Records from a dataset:

===============

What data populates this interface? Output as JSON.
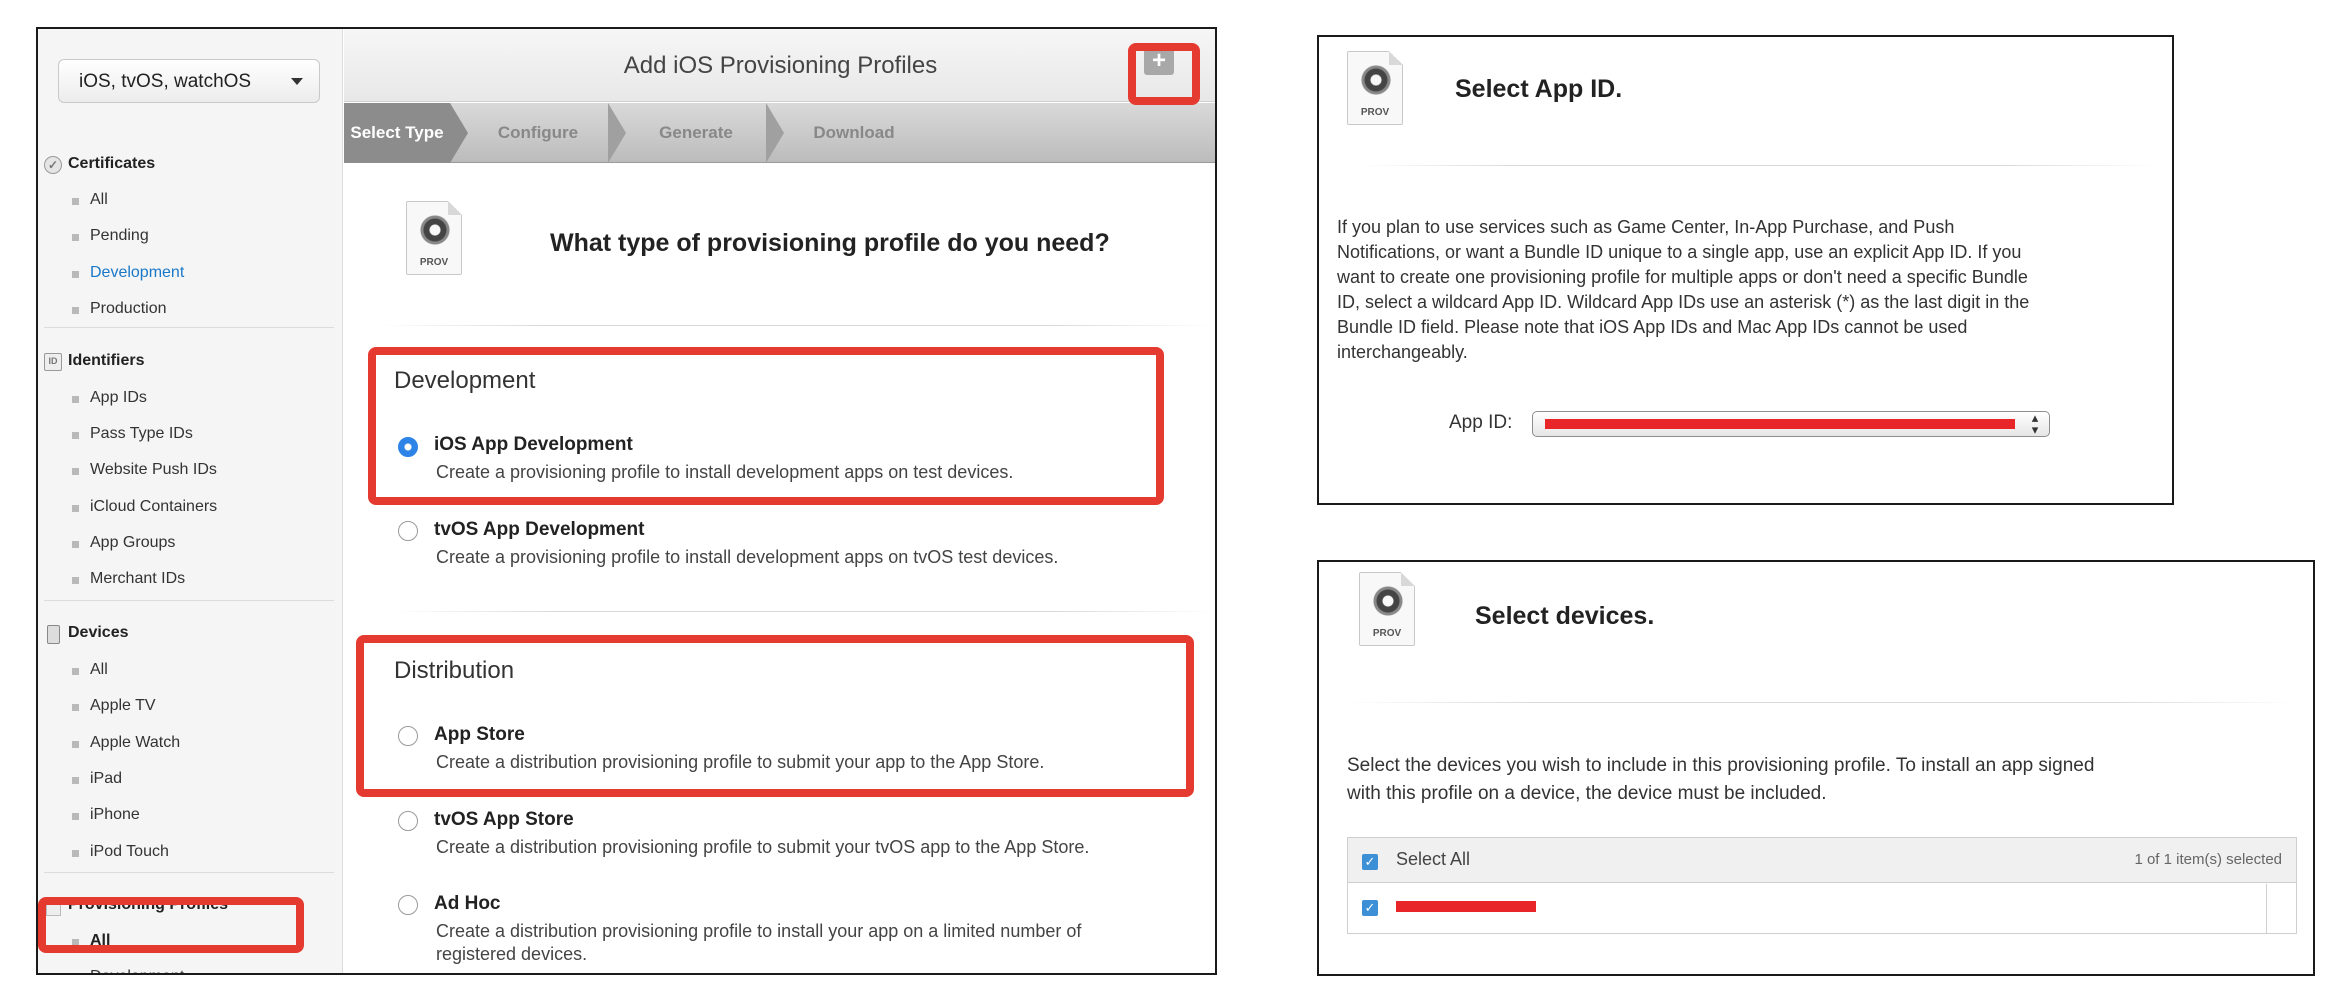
{
  "left": {
    "platform": "iOS, tvOS, watchOS",
    "sidebar": {
      "certificates": {
        "title": "Certificates",
        "items": [
          "All",
          "Pending",
          "Development",
          "Production"
        ]
      },
      "identifiers": {
        "title": "Identifiers",
        "icon_text": "ID",
        "items": [
          "App IDs",
          "Pass Type IDs",
          "Website Push IDs",
          "iCloud Containers",
          "App Groups",
          "Merchant IDs"
        ]
      },
      "devices": {
        "title": "Devices",
        "items": [
          "All",
          "Apple TV",
          "Apple Watch",
          "iPad",
          "iPhone",
          "iPod Touch"
        ]
      },
      "provisioning": {
        "title": "Provisioning Profiles",
        "items": [
          "All",
          "Development"
        ]
      }
    },
    "header": {
      "title": "Add iOS Provisioning Profiles",
      "plus": "+"
    },
    "steps": [
      "Select Type",
      "Configure",
      "Generate",
      "Download"
    ],
    "prov_label": "PROV",
    "question": "What type of provisioning profile do you need?",
    "development": {
      "heading": "Development",
      "options": [
        {
          "title": "iOS App Development",
          "desc": "Create a provisioning profile to install development apps on test devices.",
          "checked": true
        },
        {
          "title": "tvOS App Development",
          "desc": "Create a provisioning profile to install development apps on tvOS test devices.",
          "checked": false
        }
      ]
    },
    "distribution": {
      "heading": "Distribution",
      "options": [
        {
          "title": "App Store",
          "desc": "Create a distribution provisioning profile to submit your app to the App Store."
        },
        {
          "title": "tvOS App Store",
          "desc": "Create a distribution provisioning profile to submit your tvOS app to the App Store."
        },
        {
          "title": "Ad Hoc",
          "desc_line1": "Create a distribution provisioning profile to install your app on a limited number of",
          "desc_line2": "registered devices."
        }
      ]
    }
  },
  "appid_panel": {
    "prov_label": "PROV",
    "title": "Select App ID.",
    "body": [
      "If you plan to use services such as Game Center, In-App Purchase, and Push",
      "Notifications, or want a Bundle ID unique to a single app, use an explicit App ID. If you",
      "want to create one provisioning profile for multiple apps or don't need a specific Bundle",
      "ID, select a wildcard App ID. Wildcard App IDs use an asterisk (*) as the last digit in the",
      "Bundle ID field. Please note that iOS App IDs and Mac App IDs cannot be used",
      "interchangeably."
    ],
    "field_label": "App ID:"
  },
  "devices_panel": {
    "prov_label": "PROV",
    "title": "Select devices.",
    "body": [
      "Select the devices you wish to include in this provisioning profile. To install an app signed",
      "with this profile on a device, the device must be included."
    ],
    "select_all": "Select All",
    "selected_count": "1  of 1 item(s) selected"
  },
  "colors": {
    "highlight": "#e53a2f",
    "accent": "#2d84e6",
    "link": "#1a78c8"
  }
}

===============

Repeat the entries exactly. Pictures are excluded from the copy.

What data populates this interface? Output as JSON.
{
  "left": {
    "platform": "iOS, tvOS, watchOS",
    "sidebar": {
      "certificates": {
        "title": "Certificates",
        "items": [
          "All",
          "Pending",
          "Development",
          "Production"
        ]
      },
      "identifiers": {
        "title": "Identifiers",
        "icon_text": "ID",
        "items": [
          "App IDs",
          "Pass Type IDs",
          "Website Push IDs",
          "iCloud Containers",
          "App Groups",
          "Merchant IDs"
        ]
      },
      "devices": {
        "title": "Devices",
        "items": [
          "All",
          "Apple TV",
          "Apple Watch",
          "iPad",
          "iPhone",
          "iPod Touch"
        ]
      },
      "provisioning": {
        "title": "Provisioning Profiles",
        "items": [
          "All",
          "Development"
        ]
      }
    },
    "header": {
      "title": "Add iOS Provisioning Profiles",
      "plus": "+"
    },
    "steps": [
      "Select Type",
      "Configure",
      "Generate",
      "Download"
    ],
    "prov_label": "PROV",
    "question": "What type of provisioning profile do you need?",
    "development": {
      "heading": "Development",
      "options": [
        {
          "title": "iOS App Development",
          "desc": "Create a provisioning profile to install development apps on test devices.",
          "checked": true
        },
        {
          "title": "tvOS App Development",
          "desc": "Create a provisioning profile to install development apps on tvOS test devices.",
          "checked": false
        }
      ]
    },
    "distribution": {
      "heading": "Distribution",
      "options": [
        {
          "title": "App Store",
          "desc": "Create a distribution provisioning profile to submit your app to the App Store."
        },
        {
          "title": "tvOS App Store",
          "desc": "Create a distribution provisioning profile to submit your tvOS app to the App Store."
        },
        {
          "title": "Ad Hoc",
          "desc_line1": "Create a distribution provisioning profile to install your app on a limited number of",
          "desc_line2": "registered devices."
        }
      ]
    }
  },
  "appid_panel": {
    "prov_label": "PROV",
    "title": "Select App ID.",
    "body": [
      "If you plan to use services such as Game Center, In-App Purchase, and Push",
      "Notifications, or want a Bundle ID unique to a single app, use an explicit App ID. If you",
      "want to create one provisioning profile for multiple apps or don't need a specific Bundle",
      "ID, select a wildcard App ID. Wildcard App IDs use an asterisk (*) as the last digit in the",
      "Bundle ID field. Please note that iOS App IDs and Mac App IDs cannot be used",
      "interchangeably."
    ],
    "field_label": "App ID:"
  },
  "devices_panel": {
    "prov_label": "PROV",
    "title": "Select devices.",
    "body": [
      "Select the devices you wish to include in this provisioning profile. To install an app signed",
      "with this profile on a device, the device must be included."
    ],
    "select_all": "Select All",
    "selected_count": "1  of 1 item(s) selected"
  },
  "colors": {
    "highlight": "#e53a2f",
    "accent": "#2d84e6",
    "link": "#1a78c8"
  }
}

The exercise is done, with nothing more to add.